• **YOUR TASK**
Return every record below exactly as written, but leave out the pictures.

=======

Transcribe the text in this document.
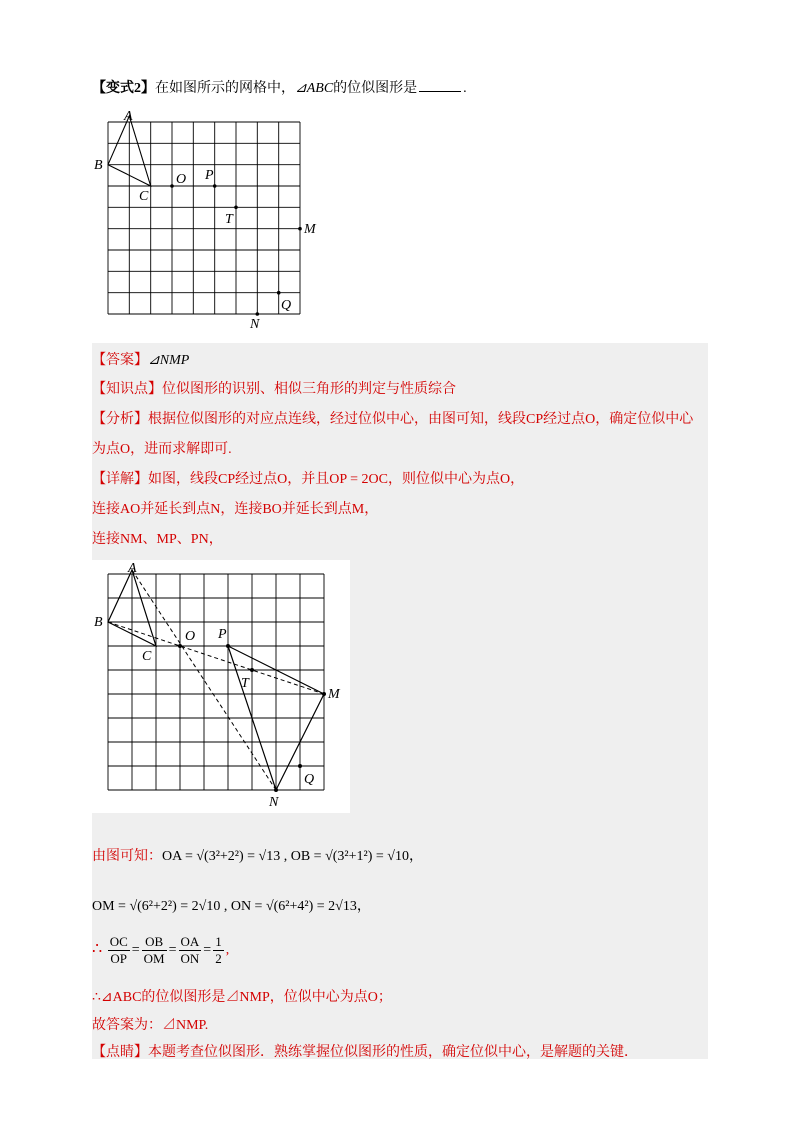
【变式2】在如图所示的网格中，⊿ABC的位似图形是	.
A
B
C
O P
T
M
N
Q
【答案】⊿NMP
【知识点】位似图形的识别、相似三角形的判定与性质综合
【分析】根据位似图形的对应点连线，经过位似中心，由图可知，线段CP经过点O，确定位似中心
为点O，进而求解即可.
【详解】如图，线段CP经过点O，并且OP = 2OC，则位似中心为点O，
连接AO并延长到点N，连接BO并延长到点M，
连接NM、MP、PN，
A
B
C
O P
T
M
N
Q
由图可知：OA = √(3²+2²) = √13 , OB = √(3²+1²) = √10，
OM = √(6²+2²) = 2√10 , ON = √(6²+4²) = 2√13，
∴ $\frac{OC}{OP} = \frac{OB}{OM} = \frac{OA}{ON} = \frac{1}{2}$ ,
∴⊿ABC的位似图形是⊿NMP，位似中心为点O；
故答案为：⊿NMP.
【点睛】本题考查位似图形．熟练掌握位似图形的性质，确定位似中心，是解题的关键．
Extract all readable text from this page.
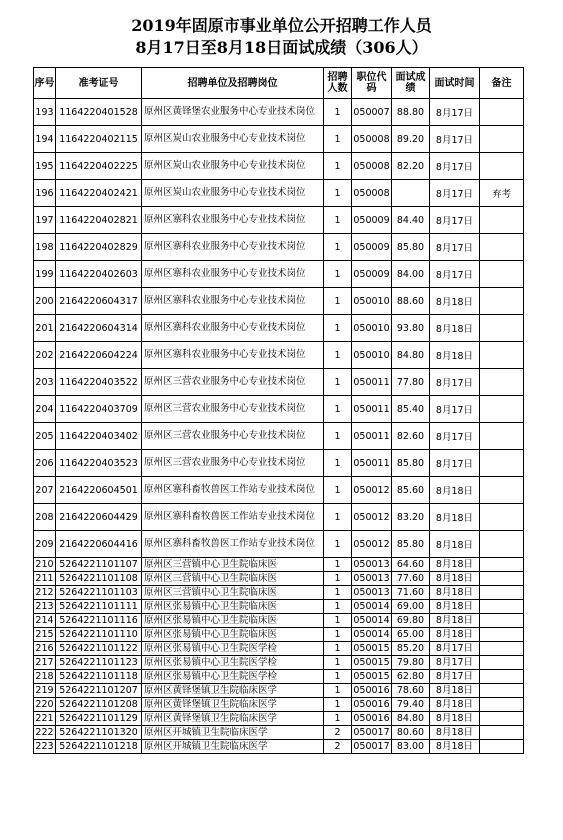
2019年固原市事业单位公开招聘工作人员
8月17日至8月18日面试成绩（306人）
序号	准考证号	招聘单位及招聘岗位	招聘人数	职位代码	面试成绩	面试时间	备注
193	1164220401528	原州区黄铎堡农业服务中心专业技术岗位	1	050007	88.80	8月17日	
194	1164220402115	原州区炭山农业服务中心专业技术岗位	1	050008	89.20	8月17日	
195	1164220402225	原州区炭山农业服务中心专业技术岗位	1	050008	82.20	8月17日	
196	1164220402421	原州区炭山农业服务中心专业技术岗位	1	050008		8月17日	弃考
197	1164220402821	原州区寨科农业服务中心专业技术岗位	1	050009	84.40	8月17日	
198	1164220402829	原州区寨科农业服务中心专业技术岗位	1	050009	85.80	8月17日	
199	1164220402603	原州区寨科农业服务中心专业技术岗位	1	050009	84.00	8月17日	
200	2164220604317	原州区寨科农业服务中心专业技术岗位	1	050010	88.60	8月18日	
201	2164220604314	原州区寨科农业服务中心专业技术岗位	1	050010	93.80	8月18日	
202	2164220604224	原州区寨科农业服务中心专业技术岗位	1	050010	84.80	8月18日	
203	1164220403522	原州区三营农业服务中心专业技术岗位	1	050011	77.80	8月17日	
204	1164220403709	原州区三营农业服务中心专业技术岗位	1	050011	85.40	8月17日	
205	1164220403402	原州区三营农业服务中心专业技术岗位	1	050011	82.60	8月17日	
206	1164220403523	原州区三营农业服务中心专业技术岗位	1	050011	85.80	8月17日	
207	2164220604501	原州区寨科畜牧兽医工作站专业技术岗位	1	050012	85.60	8月18日	
208	2164220604429	原州区寨科畜牧兽医工作站专业技术岗位	1	050012	83.20	8月18日	
209	2164220604416	原州区寨科畜牧兽医工作站专业技术岗位	1	050012	85.80	8月18日	
210	5264221101107	原州区三营镇中心卫生院临床医	1	050013	64.60	8月18日	
211	5264221101108	原州区三营镇中心卫生院临床医	1	050013	77.60	8月18日	
212	5264221101103	原州区三营镇中心卫生院临床医	1	050013	71.60	8月18日	
213	5264221101111	原州区张易镇中心卫生院临床医	1	050014	69.00	8月18日	
214	5264221101116	原州区张易镇中心卫生院临床医	1	050014	69.80	8月18日	
215	5264221101110	原州区张易镇中心卫生院临床医	1	050014	65.00	8月18日	
216	5264221101122	原州区张易镇中心卫生院医学检	1	050015	85.20	8月17日	
217	5264221101123	原州区张易镇中心卫生院医学检	1	050015	79.80	8月17日	
218	5264221101118	原州区张易镇中心卫生院医学检	1	050015	62.80	8月17日	
219	5264221101207	原州区黄铎堡镇卫生院临床医学	1	050016	78.60	8月18日	
220	5264221101208	原州区黄铎堡镇卫生院临床医学	1	050016	79.40	8月18日	
221	5264221101129	原州区黄铎堡镇卫生院临床医学	1	050016	84.80	8月18日	
222	5264221101320	原州区开城镇卫生院临床医学	2	050017	80.60	8月18日	
223	5264221101218	原州区开城镇卫生院临床医学	2	050017	83.00	8月18日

=======

• **WRITTEN RESPONSE**
Transcribe the text in this document.
【变式2】在如图所示的网格中，⊿ABC的位似图形是	.
A
B
C
O P
T
M
N
Q
【答案】⊿NMP
【知识点】位似图形的识别、相似三角形的判定与性质综合
【分析】根据位似图形的对应点连线，经过位似中心，由图可知，线段CP经过点O，确定位似中心
为点O，进而求解即可.
【详解】如图，线段CP经过点O，并且OP = 2OC，则位似中心为点O，
连接AO并延长到点N，连接BO并延长到点M，
连接NM、MP、PN，
A
B
C
O P
T
M
N
Q
由图可知：OA = √(3²+2²) = √13 , OB = √(3²+1²) = √10，
OM = √(6²+2²) = 2√10 , ON = √(6²+4²) = 2√13，
∴ $\frac{OC}{OP} = \frac{OB}{OM} = \frac{OA}{ON} = \frac{1}{2}$ ,
∴⊿ABC的位似图形是⊿NMP，位似中心为点O；
故答案为：⊿NMP.
【点睛】本题考查位似图形．熟练掌握位似图形的性质，确定位似中心，是解题的关键．
Extract all readable text from this page.
2019年固原市事业单位公开招聘工作人员
8月17日至8月18日面试成绩（306人）
序号	准考证号	招聘单位及招聘岗位	招聘人数	职位代码	面试成绩	面试时间	备注
193	1164220401528	原州区黄铎堡农业服务中心专业技术岗位	1	050007	88.80	8月17日	
194	1164220402115	原州区炭山农业服务中心专业技术岗位	1	050008	89.20	8月17日	
195	1164220402225	原州区炭山农业服务中心专业技术岗位	1	050008	82.20	8月17日	
196	1164220402421	原州区炭山农业服务中心专业技术岗位	1	050008		8月17日	弃考
197	1164220402821	原州区寨科农业服务中心专业技术岗位	1	050009	84.40	8月17日	
198	1164220402829	原州区寨科农业服务中心专业技术岗位	1	050009	85.80	8月17日	
199	1164220402603	原州区寨科农业服务中心专业技术岗位	1	050009	84.00	8月17日	
200	2164220604317	原州区寨科农业服务中心专业技术岗位	1	050010	88.60	8月18日	
201	2164220604314	原州区寨科农业服务中心专业技术岗位	1	050010	93.80	8月18日	
202	2164220604224	原州区寨科农业服务中心专业技术岗位	1	050010	84.80	8月18日	
203	1164220403522	原州区三营农业服务中心专业技术岗位	1	050011	77.80	8月17日	
204	1164220403709	原州区三营农业服务中心专业技术岗位	1	050011	85.40	8月17日	
205	1164220403402	原州区三营农业服务中心专业技术岗位	1	050011	82.60	8月17日	
206	1164220403523	原州区三营农业服务中心专业技术岗位	1	050011	85.80	8月17日	
207	2164220604501	原州区寨科畜牧兽医工作站专业技术岗位	1	050012	85.60	8月18日	
208	2164220604429	原州区寨科畜牧兽医工作站专业技术岗位	1	050012	83.20	8月18日	
209	2164220604416	原州区寨科畜牧兽医工作站专业技术岗位	1	050012	85.80	8月18日	
210	5264221101107	原州区三营镇中心卫生院临床医	1	050013	64.60	8月18日	
211	5264221101108	原州区三营镇中心卫生院临床医	1	050013	77.60	8月18日	
212	5264221101103	原州区三营镇中心卫生院临床医	1	050013	71.60	8月18日	
213	5264221101111	原州区张易镇中心卫生院临床医	1	050014	69.00	8月18日	
214	5264221101116	原州区张易镇中心卫生院临床医	1	050014	69.80	8月18日	
215	5264221101110	原州区张易镇中心卫生院临床医	1	050014	65.00	8月18日	
216	5264221101122	原州区张易镇中心卫生院医学检	1	050015	85.20	8月17日	
217	5264221101123	原州区张易镇中心卫生院医学检	1	050015	79.80	8月17日	
218	5264221101118	原州区张易镇中心卫生院医学检	1	050015	62.80	8月17日	
219	5264221101207	原州区黄铎堡镇卫生院临床医学	1	050016	78.60	8月18日	
220	5264221101208	原州区黄铎堡镇卫生院临床医学	1	050016	79.40	8月18日	
221	5264221101129	原州区黄铎堡镇卫生院临床医学	1	050016	84.80	8月18日	
222	5264221101320	原州区开城镇卫生院临床医学	2	050017	80.60	8月18日	
223	5264221101218	原州区开城镇卫生院临床医学	2	050017	83.00	8月18日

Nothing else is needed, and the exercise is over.